***** RAW RECORDS *****

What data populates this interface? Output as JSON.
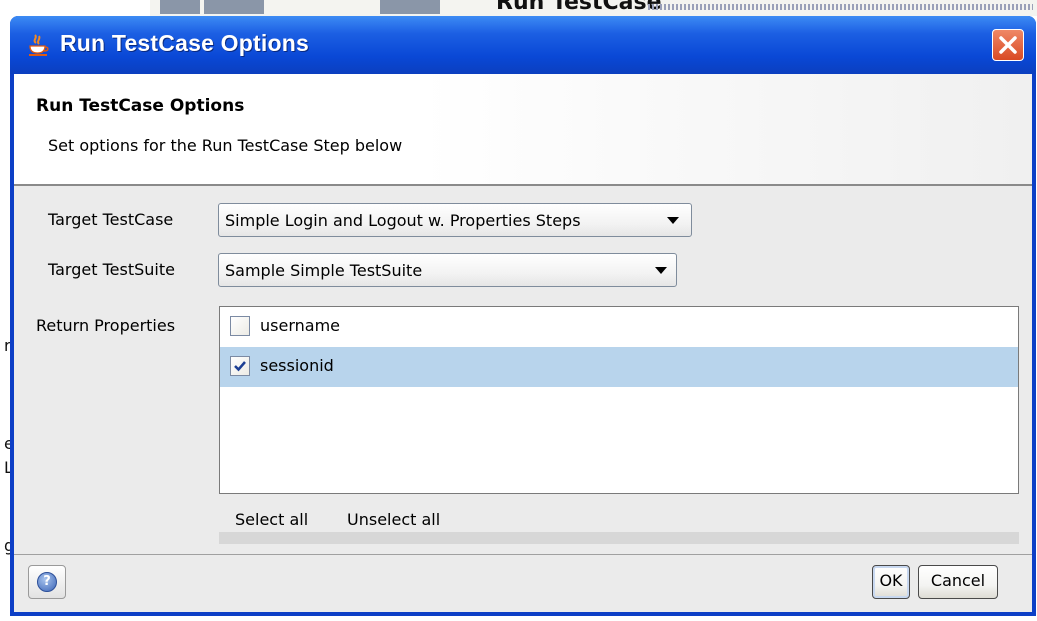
{
  "dialog": {
    "title": "Run TestCase Options"
  },
  "background": {
    "title": "Run TestCase"
  },
  "header": {
    "title": "Run TestCase Options",
    "description": "Set options for the Run TestCase Step below"
  },
  "form": {
    "target_testcase_label": "Target TestCase",
    "target_testcase_value": "Simple Login and Logout w. Properties Steps",
    "target_testsuite_label": "Target TestSuite",
    "target_testsuite_value": "Sample Simple TestSuite",
    "return_properties_label": "Return Properties",
    "properties": [
      {
        "label": "username",
        "checked": false
      },
      {
        "label": "sessionid",
        "checked": true
      }
    ],
    "select_all": "Select all",
    "unselect_all": "Unselect all"
  },
  "footer": {
    "help_icon": "help-icon",
    "ok_label": "OK",
    "cancel_label": "Cancel"
  },
  "colors": {
    "titlebar": "#0a48d6",
    "selection": "#b8d4ec",
    "close": "#d94a24"
  }
}
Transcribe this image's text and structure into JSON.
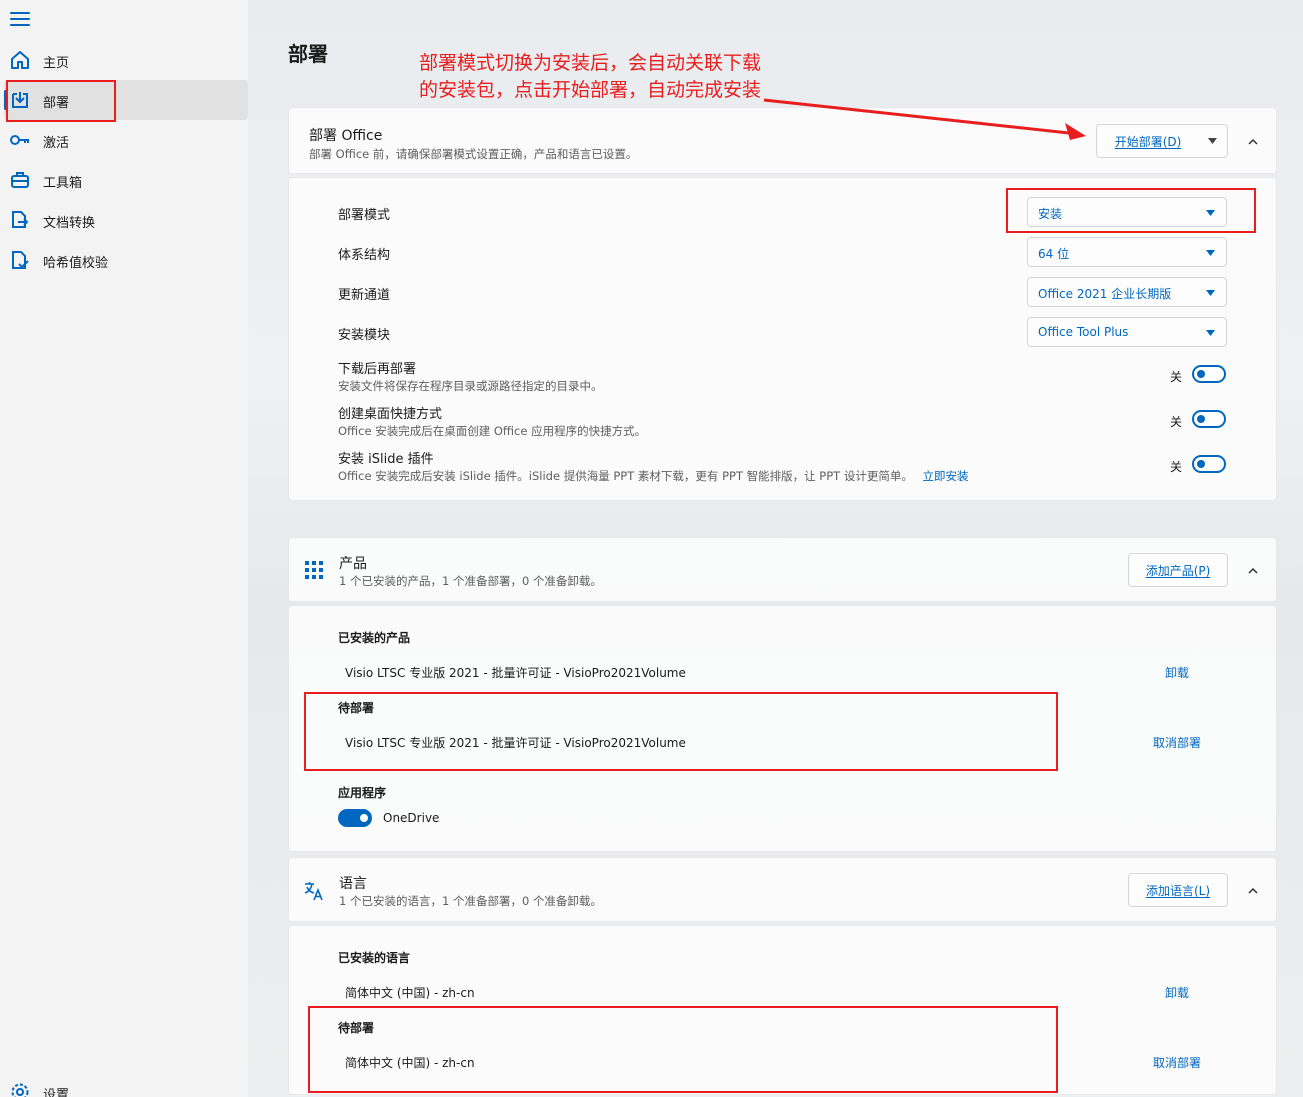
{
  "sidebar": {
    "items": [
      {
        "label": "主页",
        "icon": "home-icon"
      },
      {
        "label": "部署",
        "icon": "deploy-icon"
      },
      {
        "label": "激活",
        "icon": "key-icon"
      },
      {
        "label": "工具箱",
        "icon": "toolbox-icon"
      },
      {
        "label": "文档转换",
        "icon": "document-convert-icon"
      },
      {
        "label": "哈希值校验",
        "icon": "hash-check-icon"
      }
    ],
    "settings_label": "设置"
  },
  "page": {
    "title": "部署"
  },
  "annotation": "部署模式切换为安装后，会自动关联下载的安装包，点击开始部署，自动完成安装",
  "deploy_card": {
    "title": "部署 Office",
    "subtitle": "部署 Office 前，请确保部署模式设置正确，产品和语言已设置。",
    "start_button": "开始部署(D)"
  },
  "settings": {
    "mode_label": "部署模式",
    "mode_value": "安装",
    "arch_label": "体系结构",
    "arch_value": "64 位",
    "channel_label": "更新通道",
    "channel_value": "Office 2021 企业长期版",
    "module_label": "安装模块",
    "module_value": "Office Tool Plus",
    "toggles": [
      {
        "label": "下载后再部署",
        "sub": "安装文件将保存在程序目录或源路径指定的目录中。",
        "state": "关"
      },
      {
        "label": "创建桌面快捷方式",
        "sub": "Office 安装完成后在桌面创建 Office 应用程序的快捷方式。",
        "state": "关"
      },
      {
        "label": "安装 iSlide 插件",
        "sub": "Office 安装完成后安装 iSlide 插件。iSlide 提供海量 PPT 素材下载，更有 PPT 智能排版，让 PPT 设计更简单。",
        "state": "关",
        "link": "立即安装"
      }
    ]
  },
  "products": {
    "title": "产品",
    "subtitle": "1 个已安装的产品，1 个准备部署，0 个准备卸载。",
    "add_button": "添加产品(P)",
    "installed_title": "已安装的产品",
    "installed_item": "Visio LTSC 专业版 2021 - 批量许可证  -  VisioPro2021Volume",
    "installed_action": "卸载",
    "pending_title": "待部署",
    "pending_item": "Visio LTSC 专业版 2021 - 批量许可证  -  VisioPro2021Volume",
    "pending_action": "取消部署",
    "apps_title": "应用程序",
    "app_name": "OneDrive"
  },
  "languages": {
    "title": "语言",
    "subtitle": "1 个已安装的语言，1 个准备部署，0 个准备卸载。",
    "add_button": "添加语言(L)",
    "installed_title": "已安装的语言",
    "installed_item": "简体中文 (中国)  -  zh-cn",
    "installed_action": "卸载",
    "pending_title": "待部署",
    "pending_item": "简体中文 (中国)  -  zh-cn",
    "pending_action": "取消部署"
  },
  "colors": {
    "accent": "#0067c0",
    "annotation_red": "#e81e1e"
  }
}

*****

• [STATED EXERCISE]
Leave out the pictures and return every record word for word.

• [COMPLETE RESPONSE]
What data populates this interface? Output as JSON.
{
  "dialog": {
    "title": "Run TestCase Options"
  },
  "background": {
    "title": "Run TestCase"
  },
  "header": {
    "title": "Run TestCase Options",
    "description": "Set options for the Run TestCase Step below"
  },
  "form": {
    "target_testcase_label": "Target TestCase",
    "target_testcase_value": "Simple Login and Logout w. Properties Steps",
    "target_testsuite_label": "Target TestSuite",
    "target_testsuite_value": "Sample Simple TestSuite",
    "return_properties_label": "Return Properties",
    "properties": [
      {
        "label": "username",
        "checked": false
      },
      {
        "label": "sessionid",
        "checked": true
      }
    ],
    "select_all": "Select all",
    "unselect_all": "Unselect all"
  },
  "footer": {
    "help_icon": "help-icon",
    "ok_label": "OK",
    "cancel_label": "Cancel"
  },
  "colors": {
    "titlebar": "#0a48d6",
    "selection": "#b8d4ec",
    "close": "#d94a24"
  }
}
Transcribe this image's text and structure into JSON.
{
  "sidebar": {
    "items": [
      {
        "label": "主页",
        "icon": "home-icon"
      },
      {
        "label": "部署",
        "icon": "deploy-icon"
      },
      {
        "label": "激活",
        "icon": "key-icon"
      },
      {
        "label": "工具箱",
        "icon": "toolbox-icon"
      },
      {
        "label": "文档转换",
        "icon": "document-convert-icon"
      },
      {
        "label": "哈希值校验",
        "icon": "hash-check-icon"
      }
    ],
    "settings_label": "设置"
  },
  "page": {
    "title": "部署"
  },
  "annotation": "部署模式切换为安装后，会自动关联下载的安装包，点击开始部署，自动完成安装",
  "deploy_card": {
    "title": "部署 Office",
    "subtitle": "部署 Office 前，请确保部署模式设置正确，产品和语言已设置。",
    "start_button": "开始部署(D)"
  },
  "settings": {
    "mode_label": "部署模式",
    "mode_value": "安装",
    "arch_label": "体系结构",
    "arch_value": "64 位",
    "channel_label": "更新通道",
    "channel_value": "Office 2021 企业长期版",
    "module_label": "安装模块",
    "module_value": "Office Tool Plus",
    "toggles": [
      {
        "label": "下载后再部署",
        "sub": "安装文件将保存在程序目录或源路径指定的目录中。",
        "state": "关"
      },
      {
        "label": "创建桌面快捷方式",
        "sub": "Office 安装完成后在桌面创建 Office 应用程序的快捷方式。",
        "state": "关"
      },
      {
        "label": "安装 iSlide 插件",
        "sub": "Office 安装完成后安装 iSlide 插件。iSlide 提供海量 PPT 素材下载，更有 PPT 智能排版，让 PPT 设计更简单。",
        "state": "关",
        "link": "立即安装"
      }
    ]
  },
  "products": {
    "title": "产品",
    "subtitle": "1 个已安装的产品，1 个准备部署，0 个准备卸载。",
    "add_button": "添加产品(P)",
    "installed_title": "已安装的产品",
    "installed_item": "Visio LTSC 专业版 2021 - 批量许可证  -  VisioPro2021Volume",
    "installed_action": "卸载",
    "pending_title": "待部署",
    "pending_item": "Visio LTSC 专业版 2021 - 批量许可证  -  VisioPro2021Volume",
    "pending_action": "取消部署",
    "apps_title": "应用程序",
    "app_name": "OneDrive"
  },
  "languages": {
    "title": "语言",
    "subtitle": "1 个已安装的语言，1 个准备部署，0 个准备卸载。",
    "add_button": "添加语言(L)",
    "installed_title": "已安装的语言",
    "installed_item": "简体中文 (中国)  -  zh-cn",
    "installed_action": "卸载",
    "pending_title": "待部署",
    "pending_item": "简体中文 (中国)  -  zh-cn",
    "pending_action": "取消部署"
  },
  "colors": {
    "accent": "#0067c0",
    "annotation_red": "#e81e1e"
  }
}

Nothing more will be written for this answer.